## Aim
Below is a block of records. Copy every line in it that contains the word "Sohn".

## Entries supplied
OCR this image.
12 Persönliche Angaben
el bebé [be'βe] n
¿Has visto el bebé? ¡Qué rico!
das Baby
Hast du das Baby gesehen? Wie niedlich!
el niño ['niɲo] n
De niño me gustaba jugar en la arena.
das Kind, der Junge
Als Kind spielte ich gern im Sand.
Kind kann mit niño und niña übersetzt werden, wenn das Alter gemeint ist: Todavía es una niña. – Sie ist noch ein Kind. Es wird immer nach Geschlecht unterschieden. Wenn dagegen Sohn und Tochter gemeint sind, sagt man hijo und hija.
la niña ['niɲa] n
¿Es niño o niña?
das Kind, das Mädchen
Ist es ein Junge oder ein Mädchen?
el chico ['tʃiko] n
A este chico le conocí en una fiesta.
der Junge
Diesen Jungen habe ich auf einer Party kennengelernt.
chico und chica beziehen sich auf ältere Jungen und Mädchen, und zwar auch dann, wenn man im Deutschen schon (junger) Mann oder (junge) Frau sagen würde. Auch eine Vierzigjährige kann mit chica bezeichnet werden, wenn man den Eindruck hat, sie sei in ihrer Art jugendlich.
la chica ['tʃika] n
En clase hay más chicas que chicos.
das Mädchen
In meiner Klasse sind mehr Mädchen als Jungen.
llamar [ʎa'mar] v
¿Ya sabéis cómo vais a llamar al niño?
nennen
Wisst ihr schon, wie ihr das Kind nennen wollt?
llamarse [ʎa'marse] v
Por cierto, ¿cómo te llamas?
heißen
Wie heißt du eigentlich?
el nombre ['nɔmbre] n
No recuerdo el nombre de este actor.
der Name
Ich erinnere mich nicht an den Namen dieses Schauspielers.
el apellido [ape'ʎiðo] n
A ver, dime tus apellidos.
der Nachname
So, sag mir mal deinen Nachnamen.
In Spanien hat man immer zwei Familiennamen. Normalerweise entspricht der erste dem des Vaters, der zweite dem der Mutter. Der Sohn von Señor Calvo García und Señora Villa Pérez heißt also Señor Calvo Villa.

## Correct output
Kind kann mit niño und niña übersetzt werden, wenn das Alter gemeint ist: Todavía es una niña. – Sie ist noch ein Kind. Es wird immer nach Geschlecht unterschieden. Wenn dagegen Sohn und Tochter gemeint sind, sagt man hijo und hija.
In Spanien hat man immer zwei Familiennamen. Normalerweise entspricht der erste dem des Vaters, der zweite dem der Mutter. Der Sohn von Señor Calvo García und Señora Villa Pérez heißt also Señor Calvo Villa.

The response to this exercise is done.